EXERCISE INSTRUCTIONS: Print all the data, keeping every line exactly as it is.

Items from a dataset
————————

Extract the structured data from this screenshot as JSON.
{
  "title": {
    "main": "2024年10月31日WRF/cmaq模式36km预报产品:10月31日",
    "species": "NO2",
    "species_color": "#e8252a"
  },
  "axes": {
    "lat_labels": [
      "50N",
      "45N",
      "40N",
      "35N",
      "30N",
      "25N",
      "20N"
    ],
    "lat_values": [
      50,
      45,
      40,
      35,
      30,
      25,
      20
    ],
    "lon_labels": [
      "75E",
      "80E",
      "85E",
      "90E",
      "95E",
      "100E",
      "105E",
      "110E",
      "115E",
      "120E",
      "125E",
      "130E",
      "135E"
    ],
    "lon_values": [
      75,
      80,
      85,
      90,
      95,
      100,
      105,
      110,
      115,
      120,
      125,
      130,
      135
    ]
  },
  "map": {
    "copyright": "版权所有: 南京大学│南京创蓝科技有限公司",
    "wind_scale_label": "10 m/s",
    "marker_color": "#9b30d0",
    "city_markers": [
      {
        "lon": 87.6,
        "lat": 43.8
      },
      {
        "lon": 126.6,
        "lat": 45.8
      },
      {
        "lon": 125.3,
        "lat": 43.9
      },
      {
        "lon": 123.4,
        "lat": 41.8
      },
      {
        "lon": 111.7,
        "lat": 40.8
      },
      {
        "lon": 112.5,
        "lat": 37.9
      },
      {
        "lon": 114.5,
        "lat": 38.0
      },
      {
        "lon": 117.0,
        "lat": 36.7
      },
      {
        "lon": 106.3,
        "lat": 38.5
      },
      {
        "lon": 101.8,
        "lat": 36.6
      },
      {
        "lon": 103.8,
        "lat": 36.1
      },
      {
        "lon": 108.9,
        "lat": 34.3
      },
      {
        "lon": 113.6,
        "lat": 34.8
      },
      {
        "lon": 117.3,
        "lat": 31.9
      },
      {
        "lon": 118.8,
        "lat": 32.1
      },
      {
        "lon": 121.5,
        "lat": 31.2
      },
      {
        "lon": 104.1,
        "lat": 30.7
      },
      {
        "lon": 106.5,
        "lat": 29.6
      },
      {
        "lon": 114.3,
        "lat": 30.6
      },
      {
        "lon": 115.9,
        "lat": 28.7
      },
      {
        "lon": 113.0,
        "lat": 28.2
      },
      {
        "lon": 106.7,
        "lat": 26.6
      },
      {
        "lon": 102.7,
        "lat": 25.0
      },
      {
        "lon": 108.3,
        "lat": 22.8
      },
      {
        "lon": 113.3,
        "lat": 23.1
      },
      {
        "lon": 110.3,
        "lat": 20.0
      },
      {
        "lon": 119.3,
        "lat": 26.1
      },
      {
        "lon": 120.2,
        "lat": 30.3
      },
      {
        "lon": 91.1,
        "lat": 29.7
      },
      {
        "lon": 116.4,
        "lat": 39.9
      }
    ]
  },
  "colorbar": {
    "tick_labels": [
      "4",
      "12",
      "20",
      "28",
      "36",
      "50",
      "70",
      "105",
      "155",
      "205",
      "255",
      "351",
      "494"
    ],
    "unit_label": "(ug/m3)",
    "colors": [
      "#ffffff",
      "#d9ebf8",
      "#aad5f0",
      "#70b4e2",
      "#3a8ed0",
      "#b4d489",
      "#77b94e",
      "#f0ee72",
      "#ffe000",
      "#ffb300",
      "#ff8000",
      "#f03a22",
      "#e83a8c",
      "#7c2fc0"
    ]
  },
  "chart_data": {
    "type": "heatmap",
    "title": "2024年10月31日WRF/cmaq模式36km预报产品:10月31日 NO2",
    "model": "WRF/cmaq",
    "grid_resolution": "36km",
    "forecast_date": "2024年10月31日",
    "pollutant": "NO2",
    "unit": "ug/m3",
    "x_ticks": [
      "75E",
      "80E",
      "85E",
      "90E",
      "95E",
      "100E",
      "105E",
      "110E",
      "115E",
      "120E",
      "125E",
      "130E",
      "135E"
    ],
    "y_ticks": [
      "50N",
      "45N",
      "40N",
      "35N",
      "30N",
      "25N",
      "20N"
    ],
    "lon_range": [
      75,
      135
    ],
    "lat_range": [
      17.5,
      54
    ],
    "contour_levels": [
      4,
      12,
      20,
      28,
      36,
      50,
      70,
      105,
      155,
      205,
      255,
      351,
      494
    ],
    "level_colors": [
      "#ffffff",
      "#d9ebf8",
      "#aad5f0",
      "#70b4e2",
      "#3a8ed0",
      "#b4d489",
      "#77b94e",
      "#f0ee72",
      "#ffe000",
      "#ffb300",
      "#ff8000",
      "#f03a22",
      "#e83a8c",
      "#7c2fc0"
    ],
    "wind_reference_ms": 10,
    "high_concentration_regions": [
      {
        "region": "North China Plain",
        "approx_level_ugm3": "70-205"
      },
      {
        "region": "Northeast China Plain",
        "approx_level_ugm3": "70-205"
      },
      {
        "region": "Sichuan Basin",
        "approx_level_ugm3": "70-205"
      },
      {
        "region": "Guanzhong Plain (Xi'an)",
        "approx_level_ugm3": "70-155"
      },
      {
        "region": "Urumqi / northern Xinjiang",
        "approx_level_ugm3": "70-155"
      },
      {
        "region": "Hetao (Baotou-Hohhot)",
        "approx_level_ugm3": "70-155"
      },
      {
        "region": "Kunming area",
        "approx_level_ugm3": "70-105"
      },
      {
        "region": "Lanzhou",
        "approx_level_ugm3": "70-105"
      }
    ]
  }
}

————————

EXPECTED OUTPUT:
Extract the structured data from this screenshot as JSON.
{
  "title": {
    "main": "2024年10月31日WRF/cmaq模式36km预报产品:10月31日",
    "species": "NO2",
    "species_color": "#e8252a"
  },
  "axes": {
    "lat_labels": [
      "50N",
      "45N",
      "40N",
      "35N",
      "30N",
      "25N",
      "20N"
    ],
    "lat_values": [
      50,
      45,
      40,
      35,
      30,
      25,
      20
    ],
    "lon_labels": [
      "75E",
      "80E",
      "85E",
      "90E",
      "95E",
      "100E",
      "105E",
      "110E",
      "115E",
      "120E",
      "125E",
      "130E",
      "135E"
    ],
    "lon_values": [
      75,
      80,
      85,
      90,
      95,
      100,
      105,
      110,
      115,
      120,
      125,
      130,
      135
    ]
  },
  "map": {
    "copyright": "版权所有: 南京大学│南京创蓝科技有限公司",
    "wind_scale_label": "10 m/s",
    "marker_color": "#9b30d0",
    "city_markers": [
      {
        "lon": 87.6,
        "lat": 43.8
      },
      {
        "lon": 126.6,
        "lat": 45.8
      },
      {
        "lon": 125.3,
        "lat": 43.9
      },
      {
        "lon": 123.4,
        "lat": 41.8
      },
      {
        "lon": 111.7,
        "lat": 40.8
      },
      {
        "lon": 112.5,
        "lat": 37.9
      },
      {
        "lon": 114.5,
        "lat": 38.0
      },
      {
        "lon": 117.0,
        "lat": 36.7
      },
      {
        "lon": 106.3,
        "lat": 38.5
      },
      {
        "lon": 101.8,
        "lat": 36.6
      },
      {
        "lon": 103.8,
        "lat": 36.1
      },
      {
        "lon": 108.9,
        "lat": 34.3
      },
      {
        "lon": 113.6,
        "lat": 34.8
      },
      {
        "lon": 117.3,
        "lat": 31.9
      },
      {
        "lon": 118.8,
        "lat": 32.1
      },
      {
        "lon": 121.5,
        "lat": 31.2
      },
      {
        "lon": 104.1,
        "lat": 30.7
      },
      {
        "lon": 106.5,
        "lat": 29.6
      },
      {
        "lon": 114.3,
        "lat": 30.6
      },
      {
        "lon": 115.9,
        "lat": 28.7
      },
      {
        "lon": 113.0,
        "lat": 28.2
      },
      {
        "lon": 106.7,
        "lat": 26.6
      },
      {
        "lon": 102.7,
        "lat": 25.0
      },
      {
        "lon": 108.3,
        "lat": 22.8
      },
      {
        "lon": 113.3,
        "lat": 23.1
      },
      {
        "lon": 110.3,
        "lat": 20.0
      },
      {
        "lon": 119.3,
        "lat": 26.1
      },
      {
        "lon": 120.2,
        "lat": 30.3
      },
      {
        "lon": 91.1,
        "lat": 29.7
      },
      {
        "lon": 116.4,
        "lat": 39.9
      }
    ]
  },
  "colorbar": {
    "tick_labels": [
      "4",
      "12",
      "20",
      "28",
      "36",
      "50",
      "70",
      "105",
      "155",
      "205",
      "255",
      "351",
      "494"
    ],
    "unit_label": "(ug/m3)",
    "colors": [
      "#ffffff",
      "#d9ebf8",
      "#aad5f0",
      "#70b4e2",
      "#3a8ed0",
      "#b4d489",
      "#77b94e",
      "#f0ee72",
      "#ffe000",
      "#ffb300",
      "#ff8000",
      "#f03a22",
      "#e83a8c",
      "#7c2fc0"
    ]
  },
  "chart_data": {
    "type": "heatmap",
    "title": "2024年10月31日WRF/cmaq模式36km预报产品:10月31日 NO2",
    "model": "WRF/cmaq",
    "grid_resolution": "36km",
    "forecast_date": "2024年10月31日",
    "pollutant": "NO2",
    "unit": "ug/m3",
    "x_ticks": [
      "75E",
      "80E",
      "85E",
      "90E",
      "95E",
      "100E",
      "105E",
      "110E",
      "115E",
      "120E",
      "125E",
      "130E",
      "135E"
    ],
    "y_ticks": [
      "50N",
      "45N",
      "40N",
      "35N",
      "30N",
      "25N",
      "20N"
    ],
    "lon_range": [
      75,
      135
    ],
    "lat_range": [
      17.5,
      54
    ],
    "contour_levels": [
      4,
      12,
      20,
      28,
      36,
      50,
      70,
      105,
      155,
      205,
      255,
      351,
      494
    ],
    "level_colors": [
      "#ffffff",
      "#d9ebf8",
      "#aad5f0",
      "#70b4e2",
      "#3a8ed0",
      "#b4d489",
      "#77b94e",
      "#f0ee72",
      "#ffe000",
      "#ffb300",
      "#ff8000",
      "#f03a22",
      "#e83a8c",
      "#7c2fc0"
    ],
    "wind_reference_ms": 10,
    "high_concentration_regions": [
      {
        "region": "North China Plain",
        "approx_level_ugm3": "70-205"
      },
      {
        "region": "Northeast China Plain",
        "approx_level_ugm3": "70-205"
      },
      {
        "region": "Sichuan Basin",
        "approx_level_ugm3": "70-205"
      },
      {
        "region": "Guanzhong Plain (Xi'an)",
        "approx_level_ugm3": "70-155"
      },
      {
        "region": "Urumqi / northern Xinjiang",
        "approx_level_ugm3": "70-155"
      },
      {
        "region": "Hetao (Baotou-Hohhot)",
        "approx_level_ugm3": "70-155"
      },
      {
        "region": "Kunming area",
        "approx_level_ugm3": "70-105"
      },
      {
        "region": "Lanzhou",
        "approx_level_ugm3": "70-105"
      }
    ]
  }
}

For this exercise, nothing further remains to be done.